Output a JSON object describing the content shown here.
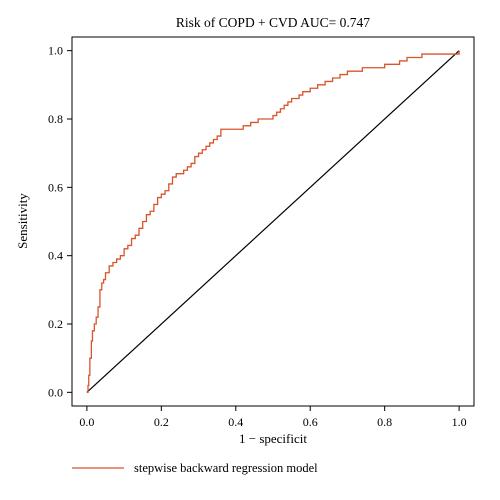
{
  "colors": {
    "roc": "#d9542b",
    "frame": "#000000",
    "diagonal": "#000000"
  },
  "chart_data": {
    "type": "line",
    "title": "Risk of COPD + CVD AUC= 0.747",
    "xlabel": "1 − specificit",
    "ylabel": "Sensitivity",
    "xlim": [
      -0.04,
      1.04
    ],
    "ylim": [
      -0.04,
      1.04
    ],
    "xticks": [
      0.0,
      0.2,
      0.4,
      0.6,
      0.8,
      1.0
    ],
    "yticks": [
      0.0,
      0.2,
      0.4,
      0.6,
      0.8,
      1.0
    ],
    "xtick_labels": [
      "0.0",
      "0.2",
      "0.4",
      "0.6",
      "0.8",
      "1.0"
    ],
    "ytick_labels": [
      "0.0",
      "0.2",
      "0.4",
      "0.6",
      "0.8",
      "1.0"
    ],
    "grid": false,
    "legend": {
      "placement": "bottom-left",
      "entries": [
        "stepwise backward regression model"
      ]
    },
    "reference_line": {
      "x": [
        0,
        1
      ],
      "y": [
        0,
        1
      ]
    },
    "series": [
      {
        "name": "stepwise backward regression model",
        "x": [
          0.0,
          0.003,
          0.005,
          0.008,
          0.012,
          0.015,
          0.02,
          0.025,
          0.03,
          0.035,
          0.04,
          0.045,
          0.05,
          0.06,
          0.07,
          0.08,
          0.09,
          0.1,
          0.11,
          0.12,
          0.13,
          0.14,
          0.15,
          0.16,
          0.17,
          0.18,
          0.19,
          0.2,
          0.21,
          0.22,
          0.23,
          0.24,
          0.25,
          0.26,
          0.27,
          0.28,
          0.29,
          0.3,
          0.31,
          0.32,
          0.33,
          0.34,
          0.35,
          0.36,
          0.37,
          0.38,
          0.39,
          0.4,
          0.42,
          0.44,
          0.46,
          0.48,
          0.5,
          0.51,
          0.52,
          0.53,
          0.54,
          0.55,
          0.56,
          0.57,
          0.58,
          0.6,
          0.62,
          0.64,
          0.66,
          0.68,
          0.7,
          0.72,
          0.74,
          0.76,
          0.78,
          0.8,
          0.82,
          0.84,
          0.86,
          0.88,
          0.9,
          0.92,
          0.94,
          0.96,
          0.98,
          1.0
        ],
        "y": [
          0.0,
          0.02,
          0.05,
          0.1,
          0.15,
          0.18,
          0.2,
          0.22,
          0.25,
          0.3,
          0.32,
          0.33,
          0.35,
          0.37,
          0.38,
          0.39,
          0.4,
          0.42,
          0.43,
          0.45,
          0.46,
          0.48,
          0.5,
          0.52,
          0.53,
          0.55,
          0.57,
          0.58,
          0.59,
          0.61,
          0.63,
          0.64,
          0.64,
          0.65,
          0.66,
          0.67,
          0.69,
          0.7,
          0.71,
          0.72,
          0.73,
          0.74,
          0.75,
          0.77,
          0.77,
          0.77,
          0.77,
          0.77,
          0.78,
          0.79,
          0.8,
          0.8,
          0.81,
          0.82,
          0.83,
          0.84,
          0.85,
          0.86,
          0.86,
          0.87,
          0.88,
          0.89,
          0.9,
          0.91,
          0.92,
          0.93,
          0.94,
          0.94,
          0.95,
          0.95,
          0.95,
          0.96,
          0.96,
          0.97,
          0.98,
          0.98,
          0.99,
          0.99,
          0.99,
          0.99,
          0.99,
          1.0
        ]
      }
    ]
  }
}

Work to complete
In the listing, find each line with the string "regression" and copy it.

Answer to this exercise
        "stepwise backward regression model"
        "name": "stepwise backward regression model",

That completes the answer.